-- WHAT THE EXERCISE ASKS --
Copy whichever lines contain the string "name".

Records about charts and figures
....
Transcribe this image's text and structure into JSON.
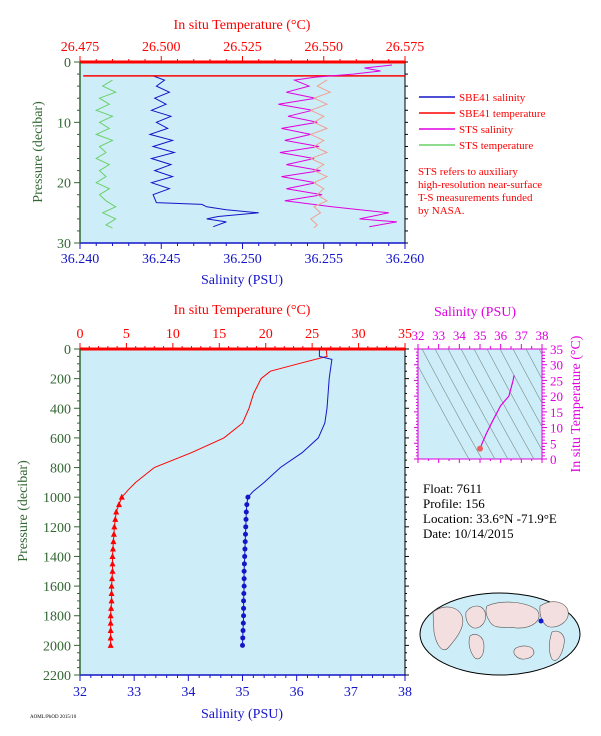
{
  "colors": {
    "red": "#ff0000",
    "blue": "#1515c8",
    "magenta": "#e000e0",
    "green": "#6ad06a",
    "salmon": "#f0a090",
    "darkgreen": "#336633",
    "plotbg": "#cdeef8"
  },
  "chart_data": [
    {
      "type": "line",
      "name": "near-surface profile",
      "title_top": "In situ Temperature (°C)",
      "xlabel": "Salinity (PSU)",
      "ylabel": "Pressure (decibar)",
      "top_ticks": [
        "26.475",
        "26.500",
        "26.525",
        "26.550",
        "26.575"
      ],
      "top_range": [
        26.475,
        26.575
      ],
      "bottom_ticks": [
        "36.240",
        "36.245",
        "36.250",
        "36.255",
        "36.260"
      ],
      "bottom_range": [
        36.24,
        36.26
      ],
      "y_ticks": [
        "0",
        "10",
        "20",
        "30"
      ],
      "ylim": [
        30,
        0
      ],
      "legend": {
        "items": [
          {
            "label": "SBE41 salinity",
            "color": "#1515c8"
          },
          {
            "label": "SBE41 temperature",
            "color": "#ff0000"
          },
          {
            "label": "STS salinity",
            "color": "#e000e0"
          },
          {
            "label": "STS temperature",
            "color": "#6ad06a"
          }
        ],
        "note": [
          "STS refers to auxiliary",
          "high-resolution near-surface",
          "T-S measurements funded",
          "by NASA."
        ]
      },
      "series": [
        {
          "name": "SBE41 salinity",
          "axis": "bottom",
          "points": [
            [
              36.2445,
              2.3
            ],
            [
              36.2452,
              3
            ],
            [
              36.2447,
              4
            ],
            [
              36.2455,
              5
            ],
            [
              36.2446,
              6
            ],
            [
              36.2453,
              7
            ],
            [
              36.2444,
              8
            ],
            [
              36.2456,
              9
            ],
            [
              36.2447,
              10
            ],
            [
              36.2454,
              11
            ],
            [
              36.2443,
              12
            ],
            [
              36.2457,
              13
            ],
            [
              36.2445,
              14
            ],
            [
              36.2458,
              15
            ],
            [
              36.2444,
              16
            ],
            [
              36.2456,
              17
            ],
            [
              36.2446,
              18
            ],
            [
              36.2457,
              19
            ],
            [
              36.2444,
              20
            ],
            [
              36.2455,
              21
            ],
            [
              36.2445,
              22
            ],
            [
              36.2447,
              23.3
            ],
            [
              36.2475,
              23.6
            ],
            [
              36.2478,
              24
            ],
            [
              36.249,
              24.5
            ],
            [
              36.251,
              25
            ],
            [
              36.2485,
              25.6
            ],
            [
              36.2478,
              26
            ],
            [
              36.249,
              26.5
            ],
            [
              36.2482,
              27.3
            ]
          ]
        },
        {
          "name": "SBE41 temperature",
          "axis": "top",
          "points": [
            [
              26.476,
              2.3
            ],
            [
              26.575,
              2.3
            ]
          ]
        },
        {
          "name": "STS salinity",
          "axis": "bottom",
          "points": [
            [
              36.2592,
              0.5
            ],
            [
              36.2575,
              1
            ],
            [
              36.2585,
              1.5
            ],
            [
              36.2568,
              2
            ],
            [
              36.2545,
              2.5
            ],
            [
              36.2532,
              3
            ],
            [
              36.2541,
              4
            ],
            [
              36.2527,
              5
            ],
            [
              36.2545,
              6
            ],
            [
              36.2522,
              7
            ],
            [
              36.2543,
              8
            ],
            [
              36.2528,
              9
            ],
            [
              36.2546,
              10
            ],
            [
              36.2524,
              11
            ],
            [
              36.2542,
              12
            ],
            [
              36.2526,
              13
            ],
            [
              36.2547,
              14
            ],
            [
              36.2523,
              15
            ],
            [
              36.2544,
              16
            ],
            [
              36.2527,
              17
            ],
            [
              36.2548,
              18
            ],
            [
              36.2524,
              19
            ],
            [
              36.2545,
              20
            ],
            [
              36.2527,
              21
            ],
            [
              36.2549,
              22
            ],
            [
              36.2526,
              23
            ],
            [
              36.2555,
              24
            ],
            [
              36.259,
              25
            ],
            [
              36.2572,
              26
            ],
            [
              36.2595,
              26.5
            ],
            [
              36.2578,
              27.3
            ]
          ]
        },
        {
          "name": "STS temperature",
          "axis": "top",
          "points": [
            [
              26.485,
              3
            ],
            [
              26.482,
              4
            ],
            [
              26.486,
              5
            ],
            [
              26.481,
              6
            ],
            [
              26.484,
              7
            ],
            [
              26.48,
              8
            ],
            [
              26.485,
              9
            ],
            [
              26.481,
              10
            ],
            [
              26.484,
              11
            ],
            [
              26.48,
              12
            ],
            [
              26.485,
              13
            ],
            [
              26.481,
              14
            ],
            [
              26.483,
              15
            ],
            [
              26.48,
              16
            ],
            [
              26.484,
              17
            ],
            [
              26.481,
              18
            ],
            [
              26.483,
              19
            ],
            [
              26.48,
              20
            ],
            [
              26.484,
              21
            ],
            [
              26.481,
              22
            ],
            [
              26.483,
              23
            ],
            [
              26.486,
              24
            ],
            [
              26.482,
              25
            ],
            [
              26.486,
              26
            ],
            [
              26.483,
              27
            ],
            [
              26.485,
              27.5
            ]
          ]
        },
        {
          "name": "STS near-surface temperature (salmon)",
          "axis": "top",
          "points": [
            [
              26.551,
              3
            ],
            [
              26.548,
              4
            ],
            [
              26.552,
              5
            ],
            [
              26.547,
              6
            ],
            [
              26.551,
              7
            ],
            [
              26.546,
              8
            ],
            [
              26.55,
              9
            ],
            [
              26.547,
              10
            ],
            [
              26.551,
              11
            ],
            [
              26.546,
              12
            ],
            [
              26.55,
              13
            ],
            [
              26.547,
              14
            ],
            [
              26.551,
              15
            ],
            [
              26.546,
              16
            ],
            [
              26.55,
              17
            ],
            [
              26.547,
              18
            ],
            [
              26.551,
              19
            ],
            [
              26.547,
              20
            ],
            [
              26.55,
              21
            ],
            [
              26.548,
              22
            ],
            [
              26.551,
              23
            ],
            [
              26.547,
              24
            ],
            [
              26.549,
              25
            ],
            [
              26.546,
              26
            ],
            [
              26.548,
              27
            ],
            [
              26.547,
              27.5
            ]
          ]
        }
      ]
    },
    {
      "type": "line",
      "name": "full profile",
      "title_top": "In situ Temperature (°C)",
      "xlabel": "Salinity (PSU)",
      "ylabel": "Pressure (decibar)",
      "top_ticks": [
        "0",
        "5",
        "10",
        "15",
        "20",
        "25",
        "30",
        "35"
      ],
      "top_range": [
        0,
        35
      ],
      "bottom_ticks": [
        "32",
        "33",
        "34",
        "35",
        "36",
        "37",
        "38"
      ],
      "bottom_range": [
        32,
        38
      ],
      "y_ticks": [
        "0",
        "200",
        "400",
        "600",
        "800",
        "1000",
        "1200",
        "1400",
        "1600",
        "1800",
        "2000",
        "2200"
      ],
      "ylim": [
        2200,
        0
      ],
      "temperature": [
        [
          26.5,
          0
        ],
        [
          26.6,
          50
        ],
        [
          23.5,
          100
        ],
        [
          20.5,
          150
        ],
        [
          19.5,
          200
        ],
        [
          18.7,
          300
        ],
        [
          18.2,
          400
        ],
        [
          17.5,
          500
        ],
        [
          15.5,
          600
        ],
        [
          12,
          700
        ],
        [
          8,
          800
        ],
        [
          6,
          900
        ],
        [
          5.2,
          950
        ],
        [
          4.5,
          1000
        ],
        [
          4.2,
          1050
        ],
        [
          3.9,
          1100
        ],
        [
          3.8,
          1150
        ],
        [
          3.7,
          1200
        ],
        [
          3.6,
          1300
        ],
        [
          3.5,
          1400
        ],
        [
          3.5,
          1500
        ],
        [
          3.4,
          1600
        ],
        [
          3.4,
          1700
        ],
        [
          3.3,
          1800
        ],
        [
          3.3,
          1900
        ],
        [
          3.3,
          2000
        ]
      ],
      "temperature_markers": [
        1000,
        1050,
        1100,
        1150,
        1200,
        1250,
        1300,
        1350,
        1400,
        1450,
        1500,
        1550,
        1600,
        1650,
        1700,
        1750,
        1800,
        1850,
        1900,
        1950,
        2000
      ],
      "salinity": [
        [
          36.42,
          0
        ],
        [
          36.42,
          50
        ],
        [
          36.65,
          70
        ],
        [
          36.62,
          150
        ],
        [
          36.6,
          200
        ],
        [
          36.58,
          300
        ],
        [
          36.56,
          400
        ],
        [
          36.52,
          500
        ],
        [
          36.4,
          600
        ],
        [
          36.1,
          700
        ],
        [
          35.7,
          800
        ],
        [
          35.4,
          900
        ],
        [
          35.2,
          960
        ],
        [
          35.1,
          1000
        ],
        [
          35.08,
          1050
        ],
        [
          35.07,
          1100
        ],
        [
          35.06,
          1200
        ],
        [
          35.05,
          1300
        ],
        [
          35.04,
          1400
        ],
        [
          35.03,
          1500
        ],
        [
          35.03,
          1600
        ],
        [
          35.02,
          1700
        ],
        [
          35.02,
          1800
        ],
        [
          35.01,
          1900
        ],
        [
          35.0,
          2000
        ]
      ],
      "salinity_markers": [
        1000,
        1050,
        1100,
        1150,
        1200,
        1250,
        1300,
        1350,
        1400,
        1450,
        1500,
        1550,
        1600,
        1650,
        1700,
        1750,
        1800,
        1850,
        1900,
        1950,
        2000
      ]
    },
    {
      "type": "scatter",
      "name": "T-S diagram",
      "xlabel": "Salinity (PSU)",
      "ylabel": "In situ Temperature (°C)",
      "x_ticks": [
        "32",
        "33",
        "34",
        "35",
        "36",
        "37",
        "38"
      ],
      "xlim": [
        32,
        38
      ],
      "y_ticks": [
        "0",
        "5",
        "10",
        "15",
        "20",
        "25",
        "30",
        "35"
      ],
      "ylim": [
        0,
        35
      ],
      "curve": [
        [
          35.0,
          3.3
        ],
        [
          35.05,
          4
        ],
        [
          35.1,
          5
        ],
        [
          35.3,
          8
        ],
        [
          35.6,
          12
        ],
        [
          36.0,
          17
        ],
        [
          36.4,
          20
        ],
        [
          36.6,
          25
        ],
        [
          36.65,
          26.6
        ]
      ]
    }
  ],
  "info": {
    "float": "Float:  7611",
    "profile": "Profile:  156",
    "location": "Location:  33.6°N  -71.9°E",
    "date": "Date:  10/14/2015"
  },
  "footer_mark": "AOML/PhOD 2015/10"
}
....
-- RESPONSE FOR THIS EXERCISE --
      "name": "near-surface profile",
          "name": "SBE41 salinity",
          "name": "SBE41 temperature",
          "name": "STS salinity",
          "name": "STS temperature",
          "name": "STS near-surface temperature (salmon)",
      "name": "full profile",
      "name": "T-S diagram",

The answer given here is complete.